▶ **TASK SET**:
A - Please retype the passage on saunas and heart health word for word, from "Even though the" to "conducted the study.".
B - Write what comes next in the passage on saunas and heart health, starting after its final sentence.

▶ **PASSAGE TO READ**:
A trip into the steam room is one of the most relaxing pauses you can take in your day.
Even though the time spent inside the sauna is typically quite short, --on average between 10 to 15 minutes-- recent studies have surfaced that just a few sauna visits a week can lead to improved heart health and increased disease prevention.
Saunas, Your Heart, and YOU
“Regular sauna bathing is associated with reduced risk of hypertension, which may be a mechanism underlying the decreased cardiovascular risk associated with sauna use” said Francesco Zaccardi and Peter Willeit, members of the team that conducted the study.
“Sauna bathing is associated with reduced cardiovascular risk, but the mechanisms underlying this beneficial effect are not entirely understood. We aimed to assess the relationship between sauna bathing and risk of incident hypertension.”

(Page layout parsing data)

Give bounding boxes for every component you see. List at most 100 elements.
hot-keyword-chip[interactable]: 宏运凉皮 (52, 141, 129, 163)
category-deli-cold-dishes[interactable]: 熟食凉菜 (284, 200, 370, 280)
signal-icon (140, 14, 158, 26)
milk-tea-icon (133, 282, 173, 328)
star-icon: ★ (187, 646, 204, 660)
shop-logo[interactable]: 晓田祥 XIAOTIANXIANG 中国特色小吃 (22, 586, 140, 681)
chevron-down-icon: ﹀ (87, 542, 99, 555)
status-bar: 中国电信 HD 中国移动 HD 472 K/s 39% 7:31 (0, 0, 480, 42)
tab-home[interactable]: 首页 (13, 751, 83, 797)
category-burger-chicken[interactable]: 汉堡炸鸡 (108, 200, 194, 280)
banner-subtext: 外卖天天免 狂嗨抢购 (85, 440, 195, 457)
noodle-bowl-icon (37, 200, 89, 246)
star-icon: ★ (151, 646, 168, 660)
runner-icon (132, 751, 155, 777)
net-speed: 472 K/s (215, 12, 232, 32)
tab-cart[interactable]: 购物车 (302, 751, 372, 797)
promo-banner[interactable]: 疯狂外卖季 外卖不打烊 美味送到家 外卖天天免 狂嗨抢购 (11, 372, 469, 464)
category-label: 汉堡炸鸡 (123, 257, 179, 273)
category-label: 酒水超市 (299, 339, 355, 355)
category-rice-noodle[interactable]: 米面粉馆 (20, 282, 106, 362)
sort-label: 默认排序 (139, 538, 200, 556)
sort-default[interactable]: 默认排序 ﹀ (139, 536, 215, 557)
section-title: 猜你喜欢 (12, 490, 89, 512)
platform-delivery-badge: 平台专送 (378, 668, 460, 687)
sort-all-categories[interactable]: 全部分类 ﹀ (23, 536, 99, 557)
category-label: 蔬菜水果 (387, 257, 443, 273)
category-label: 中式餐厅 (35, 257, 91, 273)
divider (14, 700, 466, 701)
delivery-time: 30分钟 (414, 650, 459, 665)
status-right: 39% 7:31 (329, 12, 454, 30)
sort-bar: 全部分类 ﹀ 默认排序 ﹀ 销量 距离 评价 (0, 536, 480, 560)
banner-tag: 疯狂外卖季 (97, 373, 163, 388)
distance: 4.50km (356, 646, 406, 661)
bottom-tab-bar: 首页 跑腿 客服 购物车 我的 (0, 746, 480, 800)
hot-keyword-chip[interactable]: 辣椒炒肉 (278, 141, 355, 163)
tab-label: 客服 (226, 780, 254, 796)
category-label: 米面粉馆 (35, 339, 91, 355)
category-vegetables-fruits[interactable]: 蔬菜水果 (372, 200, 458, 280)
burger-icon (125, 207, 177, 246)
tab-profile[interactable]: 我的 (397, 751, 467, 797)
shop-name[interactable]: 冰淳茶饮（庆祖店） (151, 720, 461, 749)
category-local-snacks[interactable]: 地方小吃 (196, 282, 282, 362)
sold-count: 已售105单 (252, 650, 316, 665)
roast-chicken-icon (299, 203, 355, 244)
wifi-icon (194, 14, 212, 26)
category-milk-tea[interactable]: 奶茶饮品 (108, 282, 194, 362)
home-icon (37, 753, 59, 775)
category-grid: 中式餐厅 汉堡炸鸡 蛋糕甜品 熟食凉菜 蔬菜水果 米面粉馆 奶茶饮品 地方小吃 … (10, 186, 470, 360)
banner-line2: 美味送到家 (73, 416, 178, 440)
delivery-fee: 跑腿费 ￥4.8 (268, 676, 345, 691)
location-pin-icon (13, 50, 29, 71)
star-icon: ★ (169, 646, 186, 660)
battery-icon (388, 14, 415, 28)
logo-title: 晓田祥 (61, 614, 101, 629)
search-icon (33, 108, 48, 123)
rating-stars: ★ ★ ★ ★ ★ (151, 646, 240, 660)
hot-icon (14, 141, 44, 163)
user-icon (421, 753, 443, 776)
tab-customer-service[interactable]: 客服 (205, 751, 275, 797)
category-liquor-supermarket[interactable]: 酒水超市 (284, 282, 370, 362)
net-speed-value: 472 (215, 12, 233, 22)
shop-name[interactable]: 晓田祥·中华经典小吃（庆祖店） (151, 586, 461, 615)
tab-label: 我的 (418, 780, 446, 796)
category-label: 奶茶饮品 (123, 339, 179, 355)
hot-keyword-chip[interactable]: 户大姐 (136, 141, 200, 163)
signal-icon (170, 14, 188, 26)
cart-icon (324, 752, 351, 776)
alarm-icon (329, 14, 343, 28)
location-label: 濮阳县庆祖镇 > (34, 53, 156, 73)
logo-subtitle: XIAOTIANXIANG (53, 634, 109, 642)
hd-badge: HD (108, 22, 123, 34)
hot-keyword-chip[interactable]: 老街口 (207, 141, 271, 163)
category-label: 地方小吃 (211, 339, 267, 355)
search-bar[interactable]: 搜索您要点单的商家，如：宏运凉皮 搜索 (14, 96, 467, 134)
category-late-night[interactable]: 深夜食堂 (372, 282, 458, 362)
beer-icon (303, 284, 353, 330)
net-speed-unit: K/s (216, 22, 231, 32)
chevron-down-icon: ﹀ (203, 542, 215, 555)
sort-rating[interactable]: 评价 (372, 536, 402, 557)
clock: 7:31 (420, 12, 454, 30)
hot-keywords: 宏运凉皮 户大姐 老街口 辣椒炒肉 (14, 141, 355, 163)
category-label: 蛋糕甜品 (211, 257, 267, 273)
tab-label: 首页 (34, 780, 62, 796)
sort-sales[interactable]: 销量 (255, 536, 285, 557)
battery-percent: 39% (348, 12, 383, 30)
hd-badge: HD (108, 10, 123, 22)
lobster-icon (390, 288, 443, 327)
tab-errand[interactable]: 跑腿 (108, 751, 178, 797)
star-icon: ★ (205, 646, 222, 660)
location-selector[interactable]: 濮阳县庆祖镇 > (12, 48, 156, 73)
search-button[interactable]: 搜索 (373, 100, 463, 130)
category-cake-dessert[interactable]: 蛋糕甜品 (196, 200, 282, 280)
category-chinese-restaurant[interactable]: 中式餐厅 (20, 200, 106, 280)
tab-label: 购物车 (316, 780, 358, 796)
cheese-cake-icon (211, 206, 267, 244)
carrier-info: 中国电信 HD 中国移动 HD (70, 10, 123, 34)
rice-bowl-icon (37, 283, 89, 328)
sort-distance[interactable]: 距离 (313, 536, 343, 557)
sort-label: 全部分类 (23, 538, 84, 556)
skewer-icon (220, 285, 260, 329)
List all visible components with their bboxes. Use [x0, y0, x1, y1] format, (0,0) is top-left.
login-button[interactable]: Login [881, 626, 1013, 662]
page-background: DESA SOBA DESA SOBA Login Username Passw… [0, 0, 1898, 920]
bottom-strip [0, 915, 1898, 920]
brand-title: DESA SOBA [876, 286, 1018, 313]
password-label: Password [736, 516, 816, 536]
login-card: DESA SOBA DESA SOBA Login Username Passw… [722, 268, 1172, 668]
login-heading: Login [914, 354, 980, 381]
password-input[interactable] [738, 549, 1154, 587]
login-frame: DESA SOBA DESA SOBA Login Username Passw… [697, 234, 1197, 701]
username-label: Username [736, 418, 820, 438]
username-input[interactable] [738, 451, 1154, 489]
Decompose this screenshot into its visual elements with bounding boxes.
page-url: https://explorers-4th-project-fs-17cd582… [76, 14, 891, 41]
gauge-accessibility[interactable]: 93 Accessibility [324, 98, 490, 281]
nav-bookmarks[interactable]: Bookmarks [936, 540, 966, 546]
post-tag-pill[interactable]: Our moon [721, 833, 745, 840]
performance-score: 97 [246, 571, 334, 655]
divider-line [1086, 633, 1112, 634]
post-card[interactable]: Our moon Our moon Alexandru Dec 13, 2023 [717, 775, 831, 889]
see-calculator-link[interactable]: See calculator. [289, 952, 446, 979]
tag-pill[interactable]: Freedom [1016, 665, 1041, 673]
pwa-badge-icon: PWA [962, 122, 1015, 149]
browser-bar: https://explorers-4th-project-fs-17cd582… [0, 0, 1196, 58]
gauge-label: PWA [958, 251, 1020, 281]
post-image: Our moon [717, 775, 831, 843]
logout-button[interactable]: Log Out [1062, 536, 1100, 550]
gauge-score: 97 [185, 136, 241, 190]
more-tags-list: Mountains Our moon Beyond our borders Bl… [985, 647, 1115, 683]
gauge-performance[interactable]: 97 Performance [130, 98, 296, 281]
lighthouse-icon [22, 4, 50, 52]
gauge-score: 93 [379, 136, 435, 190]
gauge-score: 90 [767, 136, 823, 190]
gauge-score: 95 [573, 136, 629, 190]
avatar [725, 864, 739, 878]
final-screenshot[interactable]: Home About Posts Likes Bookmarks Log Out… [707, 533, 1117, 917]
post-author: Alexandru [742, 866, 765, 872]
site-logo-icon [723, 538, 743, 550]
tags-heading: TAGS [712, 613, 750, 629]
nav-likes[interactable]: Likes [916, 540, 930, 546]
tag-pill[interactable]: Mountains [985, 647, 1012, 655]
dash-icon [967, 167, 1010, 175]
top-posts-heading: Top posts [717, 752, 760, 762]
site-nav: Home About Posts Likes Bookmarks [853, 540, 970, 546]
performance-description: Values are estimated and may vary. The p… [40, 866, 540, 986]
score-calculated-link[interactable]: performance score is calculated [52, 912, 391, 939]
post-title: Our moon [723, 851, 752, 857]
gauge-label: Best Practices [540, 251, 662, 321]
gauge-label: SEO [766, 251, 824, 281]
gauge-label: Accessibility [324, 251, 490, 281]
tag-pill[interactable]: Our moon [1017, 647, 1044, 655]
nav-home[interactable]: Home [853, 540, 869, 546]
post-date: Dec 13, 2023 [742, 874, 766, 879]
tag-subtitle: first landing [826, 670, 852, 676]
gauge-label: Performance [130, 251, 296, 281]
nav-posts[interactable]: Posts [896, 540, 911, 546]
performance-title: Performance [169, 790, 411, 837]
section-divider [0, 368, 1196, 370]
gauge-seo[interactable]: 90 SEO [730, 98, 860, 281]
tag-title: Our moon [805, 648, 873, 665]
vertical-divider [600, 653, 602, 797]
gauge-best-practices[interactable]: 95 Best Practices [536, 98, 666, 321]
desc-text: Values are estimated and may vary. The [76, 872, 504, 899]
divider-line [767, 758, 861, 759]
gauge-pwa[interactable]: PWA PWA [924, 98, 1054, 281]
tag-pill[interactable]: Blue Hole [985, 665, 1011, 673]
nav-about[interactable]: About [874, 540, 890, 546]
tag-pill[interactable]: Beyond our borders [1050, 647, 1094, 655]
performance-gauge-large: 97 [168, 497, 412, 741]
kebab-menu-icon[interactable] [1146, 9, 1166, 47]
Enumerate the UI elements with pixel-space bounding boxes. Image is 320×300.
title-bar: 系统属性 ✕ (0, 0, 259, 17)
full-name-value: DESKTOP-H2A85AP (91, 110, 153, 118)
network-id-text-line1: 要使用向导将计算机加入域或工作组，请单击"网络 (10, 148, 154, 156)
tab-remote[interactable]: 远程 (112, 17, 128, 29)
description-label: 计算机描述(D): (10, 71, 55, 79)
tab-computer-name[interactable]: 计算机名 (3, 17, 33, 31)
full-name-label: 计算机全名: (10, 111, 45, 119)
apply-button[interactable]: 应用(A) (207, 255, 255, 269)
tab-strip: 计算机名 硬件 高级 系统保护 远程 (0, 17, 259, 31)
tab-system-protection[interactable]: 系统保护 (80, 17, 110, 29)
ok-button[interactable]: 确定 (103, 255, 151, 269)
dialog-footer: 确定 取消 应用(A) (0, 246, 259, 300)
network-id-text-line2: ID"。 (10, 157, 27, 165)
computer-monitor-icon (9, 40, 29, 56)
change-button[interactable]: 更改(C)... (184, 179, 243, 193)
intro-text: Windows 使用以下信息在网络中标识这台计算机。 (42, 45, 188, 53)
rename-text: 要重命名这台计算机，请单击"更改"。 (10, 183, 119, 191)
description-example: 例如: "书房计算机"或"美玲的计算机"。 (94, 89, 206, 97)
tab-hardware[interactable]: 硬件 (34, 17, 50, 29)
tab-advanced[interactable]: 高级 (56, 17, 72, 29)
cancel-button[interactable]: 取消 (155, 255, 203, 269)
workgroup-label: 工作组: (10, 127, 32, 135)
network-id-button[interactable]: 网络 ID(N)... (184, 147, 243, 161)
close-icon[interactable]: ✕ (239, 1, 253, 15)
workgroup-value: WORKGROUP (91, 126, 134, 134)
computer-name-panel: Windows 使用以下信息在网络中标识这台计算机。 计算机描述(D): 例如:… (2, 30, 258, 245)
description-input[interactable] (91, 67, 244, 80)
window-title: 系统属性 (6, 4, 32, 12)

▶ **RESULTS**:
A -
Even though the time spent inside the sauna is typically quite short, --on average between 10 to 15 minutes-- recent studies have surfaced that just a few sauna visits a week can lead to improved heart health and increased disease prevention.
Saunas, Your Heart, and YOU
“Regular sauna bathing is associated with reduced risk of hypertension, which may be a mechanism underlying the decreased cardiovascular risk associated with sauna use” said Francesco Zaccardi and Peter Willeit, members of the team that conducted the study.

B -
In the study, over 1,500 middle aged men were divided up into three groups based on how often they frequented a sauna:
The results of the study found that over a long period of time, the men that were part of Group C displayed the lowest signs of hypertension and heart issues.
The moral of the story? Treat yo’self, and don’t skip out on that trip to the sauna and/or steam room this week.
Wait, So How Does Sweating Help My Heart and Body?
As if we needed another reason to spend more time in saunas and steam rooms... but why is it that sweating it out can be such a help in detoxification, aiding our hearts, and overall health boosts?
When we break down the science of sweating, the answers become a little clearer:
Sweating and heat helps improve blood circulation
When the heat goes up around us, our bodies respond by moving blood around your body faster, and that is done by your blood pathways (veins and arteries) dilating and opening. The blood moves around your body faster because there is more room for it to flow, a result of the dilation.
The reason your body wants your blood to start flowing faster and freer is because it wants to cool down, and having it circulate avoids any one area of your body overheating over another –your body is trying to have one consistent temperature, so it spreads around the heat rather than keeps it all focused in one spot.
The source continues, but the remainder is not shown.